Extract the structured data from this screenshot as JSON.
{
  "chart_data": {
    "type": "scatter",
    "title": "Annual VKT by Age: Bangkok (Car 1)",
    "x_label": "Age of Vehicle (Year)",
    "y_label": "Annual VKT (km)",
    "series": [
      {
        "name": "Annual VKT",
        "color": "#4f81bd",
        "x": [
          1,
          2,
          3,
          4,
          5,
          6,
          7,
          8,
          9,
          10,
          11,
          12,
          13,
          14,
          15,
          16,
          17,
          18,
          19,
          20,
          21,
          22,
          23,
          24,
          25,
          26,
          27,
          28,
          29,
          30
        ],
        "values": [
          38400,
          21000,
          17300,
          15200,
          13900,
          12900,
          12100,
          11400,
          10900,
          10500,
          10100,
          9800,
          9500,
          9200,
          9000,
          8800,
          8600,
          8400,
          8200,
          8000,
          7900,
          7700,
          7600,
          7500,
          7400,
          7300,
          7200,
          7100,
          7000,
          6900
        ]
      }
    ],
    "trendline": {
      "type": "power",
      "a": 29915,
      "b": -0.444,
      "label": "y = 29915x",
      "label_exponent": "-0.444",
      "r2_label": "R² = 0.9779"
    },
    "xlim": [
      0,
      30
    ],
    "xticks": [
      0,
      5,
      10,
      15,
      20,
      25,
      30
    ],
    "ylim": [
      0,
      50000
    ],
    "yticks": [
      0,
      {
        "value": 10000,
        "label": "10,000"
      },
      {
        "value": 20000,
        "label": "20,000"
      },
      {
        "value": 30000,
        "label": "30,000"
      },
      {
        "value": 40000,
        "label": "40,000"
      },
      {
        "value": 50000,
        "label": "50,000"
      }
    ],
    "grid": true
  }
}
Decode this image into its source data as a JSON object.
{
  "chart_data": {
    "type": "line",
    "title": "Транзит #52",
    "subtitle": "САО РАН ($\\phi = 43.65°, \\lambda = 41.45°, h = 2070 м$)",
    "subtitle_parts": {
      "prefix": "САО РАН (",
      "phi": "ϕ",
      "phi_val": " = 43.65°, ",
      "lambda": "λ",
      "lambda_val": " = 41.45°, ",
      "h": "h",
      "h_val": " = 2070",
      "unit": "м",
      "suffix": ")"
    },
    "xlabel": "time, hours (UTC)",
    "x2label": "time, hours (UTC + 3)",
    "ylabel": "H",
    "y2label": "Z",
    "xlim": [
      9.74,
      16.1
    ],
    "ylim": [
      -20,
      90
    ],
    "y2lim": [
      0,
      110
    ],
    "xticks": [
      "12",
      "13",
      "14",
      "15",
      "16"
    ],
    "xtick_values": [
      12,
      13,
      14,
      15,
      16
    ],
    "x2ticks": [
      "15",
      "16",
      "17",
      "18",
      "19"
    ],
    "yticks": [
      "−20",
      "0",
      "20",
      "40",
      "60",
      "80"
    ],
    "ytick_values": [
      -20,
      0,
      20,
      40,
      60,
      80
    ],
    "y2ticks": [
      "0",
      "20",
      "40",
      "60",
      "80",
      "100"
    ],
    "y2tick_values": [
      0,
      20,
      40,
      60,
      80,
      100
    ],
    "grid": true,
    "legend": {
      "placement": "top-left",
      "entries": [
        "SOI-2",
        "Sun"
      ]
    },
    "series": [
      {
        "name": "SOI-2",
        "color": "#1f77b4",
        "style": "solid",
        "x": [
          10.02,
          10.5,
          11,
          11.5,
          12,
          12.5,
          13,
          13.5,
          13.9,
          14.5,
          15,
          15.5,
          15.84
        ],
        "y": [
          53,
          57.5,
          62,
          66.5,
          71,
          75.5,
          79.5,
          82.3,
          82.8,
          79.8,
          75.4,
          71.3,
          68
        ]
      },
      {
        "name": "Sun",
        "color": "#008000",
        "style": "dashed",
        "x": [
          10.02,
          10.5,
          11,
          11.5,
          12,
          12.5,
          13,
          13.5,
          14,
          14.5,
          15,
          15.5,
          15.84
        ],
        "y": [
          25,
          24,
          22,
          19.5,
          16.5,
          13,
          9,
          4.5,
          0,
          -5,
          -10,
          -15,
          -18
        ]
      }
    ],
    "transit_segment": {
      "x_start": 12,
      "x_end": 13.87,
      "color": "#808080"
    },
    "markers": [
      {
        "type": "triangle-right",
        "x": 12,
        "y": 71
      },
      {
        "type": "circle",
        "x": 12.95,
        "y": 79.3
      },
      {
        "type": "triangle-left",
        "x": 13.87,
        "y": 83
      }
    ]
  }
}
________________________
Retype the data exactly as given.

Extract the structured data from this screenshot as JSON.
{
  "chart_data": {
    "type": "scatter",
    "title": "Annual VKT by Age: Bangkok (Car 1)",
    "x_label": "Age of Vehicle (Year)",
    "y_label": "Annual VKT (km)",
    "series": [
      {
        "name": "Annual VKT",
        "color": "#4f81bd",
        "x": [
          1,
          2,
          3,
          4,
          5,
          6,
          7,
          8,
          9,
          10,
          11,
          12,
          13,
          14,
          15,
          16,
          17,
          18,
          19,
          20,
          21,
          22,
          23,
          24,
          25,
          26,
          27,
          28,
          29,
          30
        ],
        "values": [
          38400,
          21000,
          17300,
          15200,
          13900,
          12900,
          12100,
          11400,
          10900,
          10500,
          10100,
          9800,
          9500,
          9200,
          9000,
          8800,
          8600,
          8400,
          8200,
          8000,
          7900,
          7700,
          7600,
          7500,
          7400,
          7300,
          7200,
          7100,
          7000,
          6900
        ]
      }
    ],
    "trendline": {
      "type": "power",
      "a": 29915,
      "b": -0.444,
      "label": "y = 29915x",
      "label_exponent": "-0.444",
      "r2_label": "R² = 0.9779"
    },
    "xlim": [
      0,
      30
    ],
    "xticks": [
      0,
      5,
      10,
      15,
      20,
      25,
      30
    ],
    "ylim": [
      0,
      50000
    ],
    "yticks": [
      0,
      {
        "value": 10000,
        "label": "10,000"
      },
      {
        "value": 20000,
        "label": "20,000"
      },
      {
        "value": 30000,
        "label": "30,000"
      },
      {
        "value": 40000,
        "label": "40,000"
      },
      {
        "value": 50000,
        "label": "50,000"
      }
    ],
    "grid": true
  }
}
Decode this image into its source data as a JSON object.
{
  "chart_data": {
    "type": "line",
    "title": "Транзит #52",
    "subtitle": "САО РАН ($\\phi = 43.65°, \\lambda = 41.45°, h = 2070 м$)",
    "subtitle_parts": {
      "prefix": "САО РАН (",
      "phi": "ϕ",
      "phi_val": " = 43.65°, ",
      "lambda": "λ",
      "lambda_val": " = 41.45°, ",
      "h": "h",
      "h_val": " = 2070",
      "unit": "м",
      "suffix": ")"
    },
    "xlabel": "time, hours (UTC)",
    "x2label": "time, hours (UTC + 3)",
    "ylabel": "H",
    "y2label": "Z",
    "xlim": [
      9.74,
      16.1
    ],
    "ylim": [
      -20,
      90
    ],
    "y2lim": [
      0,
      110
    ],
    "xticks": [
      "12",
      "13",
      "14",
      "15",
      "16"
    ],
    "xtick_values": [
      12,
      13,
      14,
      15,
      16
    ],
    "x2ticks": [
      "15",
      "16",
      "17",
      "18",
      "19"
    ],
    "yticks": [
      "−20",
      "0",
      "20",
      "40",
      "60",
      "80"
    ],
    "ytick_values": [
      -20,
      0,
      20,
      40,
      60,
      80
    ],
    "y2ticks": [
      "0",
      "20",
      "40",
      "60",
      "80",
      "100"
    ],
    "y2tick_values": [
      0,
      20,
      40,
      60,
      80,
      100
    ],
    "grid": true,
    "legend": {
      "placement": "top-left",
      "entries": [
        "SOI-2",
        "Sun"
      ]
    },
    "series": [
      {
        "name": "SOI-2",
        "color": "#1f77b4",
        "style": "solid",
        "x": [
          10.02,
          10.5,
          11,
          11.5,
          12,
          12.5,
          13,
          13.5,
          13.9,
          14.5,
          15,
          15.5,
          15.84
        ],
        "y": [
          53,
          57.5,
          62,
          66.5,
          71,
          75.5,
          79.5,
          82.3,
          82.8,
          79.8,
          75.4,
          71.3,
          68
        ]
      },
      {
        "name": "Sun",
        "color": "#008000",
        "style": "dashed",
        "x": [
          10.02,
          10.5,
          11,
          11.5,
          12,
          12.5,
          13,
          13.5,
          14,
          14.5,
          15,
          15.5,
          15.84
        ],
        "y": [
          25,
          24,
          22,
          19.5,
          16.5,
          13,
          9,
          4.5,
          0,
          -5,
          -10,
          -15,
          -18
        ]
      }
    ],
    "transit_segment": {
      "x_start": 12,
      "x_end": 13.87,
      "color": "#808080"
    },
    "markers": [
      {
        "type": "triangle-right",
        "x": 12,
        "y": 71
      },
      {
        "type": "circle",
        "x": 12.95,
        "y": 79.3
      },
      {
        "type": "triangle-left",
        "x": 13.87,
        "y": 83
      }
    ]
  }
}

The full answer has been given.